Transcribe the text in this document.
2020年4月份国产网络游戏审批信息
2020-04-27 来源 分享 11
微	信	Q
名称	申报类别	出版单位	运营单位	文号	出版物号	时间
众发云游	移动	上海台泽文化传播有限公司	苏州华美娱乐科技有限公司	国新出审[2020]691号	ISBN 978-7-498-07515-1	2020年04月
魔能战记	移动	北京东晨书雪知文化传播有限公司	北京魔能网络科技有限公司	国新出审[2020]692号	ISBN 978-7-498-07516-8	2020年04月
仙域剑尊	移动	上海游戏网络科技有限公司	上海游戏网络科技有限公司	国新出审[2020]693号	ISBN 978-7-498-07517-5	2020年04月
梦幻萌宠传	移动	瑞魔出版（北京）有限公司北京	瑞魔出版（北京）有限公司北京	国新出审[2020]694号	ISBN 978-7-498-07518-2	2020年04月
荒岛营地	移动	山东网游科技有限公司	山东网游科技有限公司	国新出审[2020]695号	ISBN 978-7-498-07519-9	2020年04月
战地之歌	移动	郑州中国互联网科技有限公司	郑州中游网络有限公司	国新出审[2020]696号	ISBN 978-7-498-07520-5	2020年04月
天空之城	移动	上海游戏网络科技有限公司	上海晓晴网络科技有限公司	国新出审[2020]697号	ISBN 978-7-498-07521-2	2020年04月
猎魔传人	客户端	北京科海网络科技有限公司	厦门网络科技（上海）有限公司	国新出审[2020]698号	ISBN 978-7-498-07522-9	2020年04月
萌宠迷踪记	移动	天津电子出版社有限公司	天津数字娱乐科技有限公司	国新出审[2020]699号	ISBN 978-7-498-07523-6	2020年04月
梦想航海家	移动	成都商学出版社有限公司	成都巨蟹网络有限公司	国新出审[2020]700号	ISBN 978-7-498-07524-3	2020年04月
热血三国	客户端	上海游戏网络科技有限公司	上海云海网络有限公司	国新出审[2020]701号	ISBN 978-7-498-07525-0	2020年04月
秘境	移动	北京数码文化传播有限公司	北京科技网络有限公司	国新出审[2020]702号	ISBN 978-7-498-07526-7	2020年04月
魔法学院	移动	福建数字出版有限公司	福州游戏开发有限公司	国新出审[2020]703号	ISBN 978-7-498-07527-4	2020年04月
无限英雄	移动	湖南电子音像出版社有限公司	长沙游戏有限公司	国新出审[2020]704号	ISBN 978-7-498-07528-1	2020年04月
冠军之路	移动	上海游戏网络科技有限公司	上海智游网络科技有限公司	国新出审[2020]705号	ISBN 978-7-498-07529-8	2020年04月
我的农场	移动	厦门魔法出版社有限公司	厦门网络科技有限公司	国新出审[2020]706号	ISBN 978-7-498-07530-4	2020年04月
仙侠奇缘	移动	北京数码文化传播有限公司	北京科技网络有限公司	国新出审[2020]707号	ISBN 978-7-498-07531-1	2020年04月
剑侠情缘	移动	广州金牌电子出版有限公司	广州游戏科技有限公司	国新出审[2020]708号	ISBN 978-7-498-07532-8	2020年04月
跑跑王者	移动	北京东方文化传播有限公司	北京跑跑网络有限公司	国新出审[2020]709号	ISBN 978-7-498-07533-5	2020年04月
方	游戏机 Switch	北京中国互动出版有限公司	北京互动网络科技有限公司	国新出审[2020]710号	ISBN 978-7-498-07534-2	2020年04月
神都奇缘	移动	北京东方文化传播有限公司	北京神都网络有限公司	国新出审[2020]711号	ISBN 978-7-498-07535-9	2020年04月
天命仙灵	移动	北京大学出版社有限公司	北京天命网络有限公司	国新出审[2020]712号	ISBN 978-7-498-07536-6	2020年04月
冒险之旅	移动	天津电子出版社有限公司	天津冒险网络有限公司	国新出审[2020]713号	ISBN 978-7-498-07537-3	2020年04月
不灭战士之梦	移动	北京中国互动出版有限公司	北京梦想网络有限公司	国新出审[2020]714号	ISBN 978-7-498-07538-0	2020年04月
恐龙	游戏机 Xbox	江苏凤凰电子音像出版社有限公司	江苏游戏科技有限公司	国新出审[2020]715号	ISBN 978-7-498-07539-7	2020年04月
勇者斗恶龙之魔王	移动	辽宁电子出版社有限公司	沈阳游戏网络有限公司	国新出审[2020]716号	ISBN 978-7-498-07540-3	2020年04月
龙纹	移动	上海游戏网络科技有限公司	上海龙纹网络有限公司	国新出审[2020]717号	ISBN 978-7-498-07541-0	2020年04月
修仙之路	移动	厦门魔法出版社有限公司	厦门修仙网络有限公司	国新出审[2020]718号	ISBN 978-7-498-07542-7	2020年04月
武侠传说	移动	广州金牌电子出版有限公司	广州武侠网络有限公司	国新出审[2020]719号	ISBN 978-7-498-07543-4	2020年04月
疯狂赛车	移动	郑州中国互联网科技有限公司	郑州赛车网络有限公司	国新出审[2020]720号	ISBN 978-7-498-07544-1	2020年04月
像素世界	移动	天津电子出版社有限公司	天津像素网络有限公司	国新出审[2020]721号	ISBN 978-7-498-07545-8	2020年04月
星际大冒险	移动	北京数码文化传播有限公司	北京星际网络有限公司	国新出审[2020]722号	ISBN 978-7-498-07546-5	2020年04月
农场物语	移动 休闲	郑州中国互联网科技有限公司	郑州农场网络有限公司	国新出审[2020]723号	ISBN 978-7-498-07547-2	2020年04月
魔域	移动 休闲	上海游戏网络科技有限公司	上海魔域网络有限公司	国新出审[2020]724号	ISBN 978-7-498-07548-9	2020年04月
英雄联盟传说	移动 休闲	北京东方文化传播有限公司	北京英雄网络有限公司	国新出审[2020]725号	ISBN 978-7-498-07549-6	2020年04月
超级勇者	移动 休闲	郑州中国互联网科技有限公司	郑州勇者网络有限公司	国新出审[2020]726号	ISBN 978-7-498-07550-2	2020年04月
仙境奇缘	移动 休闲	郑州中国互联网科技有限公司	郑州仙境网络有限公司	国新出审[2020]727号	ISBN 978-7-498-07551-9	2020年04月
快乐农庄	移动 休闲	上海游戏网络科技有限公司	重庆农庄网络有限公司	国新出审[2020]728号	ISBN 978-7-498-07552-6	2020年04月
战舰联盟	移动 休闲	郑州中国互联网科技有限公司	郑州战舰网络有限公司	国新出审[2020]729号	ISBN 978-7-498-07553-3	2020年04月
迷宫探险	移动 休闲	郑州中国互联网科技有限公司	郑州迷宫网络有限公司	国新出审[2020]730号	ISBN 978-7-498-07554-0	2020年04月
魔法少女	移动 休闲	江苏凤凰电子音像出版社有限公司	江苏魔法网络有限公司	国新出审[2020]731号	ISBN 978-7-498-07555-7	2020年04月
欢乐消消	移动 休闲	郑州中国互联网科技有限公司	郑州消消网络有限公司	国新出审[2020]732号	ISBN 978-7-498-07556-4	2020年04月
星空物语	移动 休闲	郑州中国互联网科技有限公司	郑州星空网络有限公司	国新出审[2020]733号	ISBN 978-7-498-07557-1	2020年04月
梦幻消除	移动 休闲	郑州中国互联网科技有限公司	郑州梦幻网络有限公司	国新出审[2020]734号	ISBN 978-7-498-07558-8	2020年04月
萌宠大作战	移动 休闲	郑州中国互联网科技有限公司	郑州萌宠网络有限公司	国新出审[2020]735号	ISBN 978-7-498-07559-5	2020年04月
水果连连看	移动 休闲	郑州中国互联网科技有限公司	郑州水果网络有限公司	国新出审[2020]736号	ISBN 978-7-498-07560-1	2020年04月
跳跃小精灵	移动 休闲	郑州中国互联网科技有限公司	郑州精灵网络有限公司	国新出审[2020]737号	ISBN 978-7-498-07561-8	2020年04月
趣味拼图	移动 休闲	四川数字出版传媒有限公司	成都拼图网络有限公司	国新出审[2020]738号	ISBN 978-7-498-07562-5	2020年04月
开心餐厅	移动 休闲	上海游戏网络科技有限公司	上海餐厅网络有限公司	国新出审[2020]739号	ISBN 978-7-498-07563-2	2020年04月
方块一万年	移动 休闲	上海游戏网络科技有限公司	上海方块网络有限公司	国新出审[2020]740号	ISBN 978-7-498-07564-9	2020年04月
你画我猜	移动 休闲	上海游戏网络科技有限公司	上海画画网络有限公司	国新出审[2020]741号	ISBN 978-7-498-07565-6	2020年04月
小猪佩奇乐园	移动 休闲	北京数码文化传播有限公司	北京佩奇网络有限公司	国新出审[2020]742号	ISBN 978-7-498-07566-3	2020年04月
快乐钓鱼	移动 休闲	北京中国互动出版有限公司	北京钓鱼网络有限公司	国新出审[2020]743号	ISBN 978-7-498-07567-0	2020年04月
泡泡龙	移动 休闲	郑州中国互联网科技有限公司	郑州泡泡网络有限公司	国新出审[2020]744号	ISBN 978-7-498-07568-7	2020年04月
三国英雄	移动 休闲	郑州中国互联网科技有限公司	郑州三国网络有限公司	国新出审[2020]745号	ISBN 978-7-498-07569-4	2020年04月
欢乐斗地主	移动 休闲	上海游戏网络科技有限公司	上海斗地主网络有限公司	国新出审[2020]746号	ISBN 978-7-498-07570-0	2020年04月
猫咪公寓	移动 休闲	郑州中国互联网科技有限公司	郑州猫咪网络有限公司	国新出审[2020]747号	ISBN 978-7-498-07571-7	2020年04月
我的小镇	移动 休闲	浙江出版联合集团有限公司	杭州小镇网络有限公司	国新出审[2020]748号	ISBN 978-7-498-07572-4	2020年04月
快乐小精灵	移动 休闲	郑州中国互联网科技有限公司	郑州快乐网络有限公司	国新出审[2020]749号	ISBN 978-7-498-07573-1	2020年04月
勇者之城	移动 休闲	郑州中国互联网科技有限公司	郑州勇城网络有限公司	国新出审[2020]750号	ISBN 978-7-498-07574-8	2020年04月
━━━━━━
Written exercise:
Gather every line from the listing above in which the word "广州金牌电子出版有限公司" appears.

Answer for the task:
剑侠情缘	移动	广州金牌电子出版有限公司	广州游戏科技有限公司	国新出审[2020]708号	ISBN 978-7-498-07532-8	2020年04月
武侠传说	移动	广州金牌电子出版有限公司	广州武侠网络有限公司	国新出审[2020]719号	ISBN 978-7-498-07543-4	2020年04月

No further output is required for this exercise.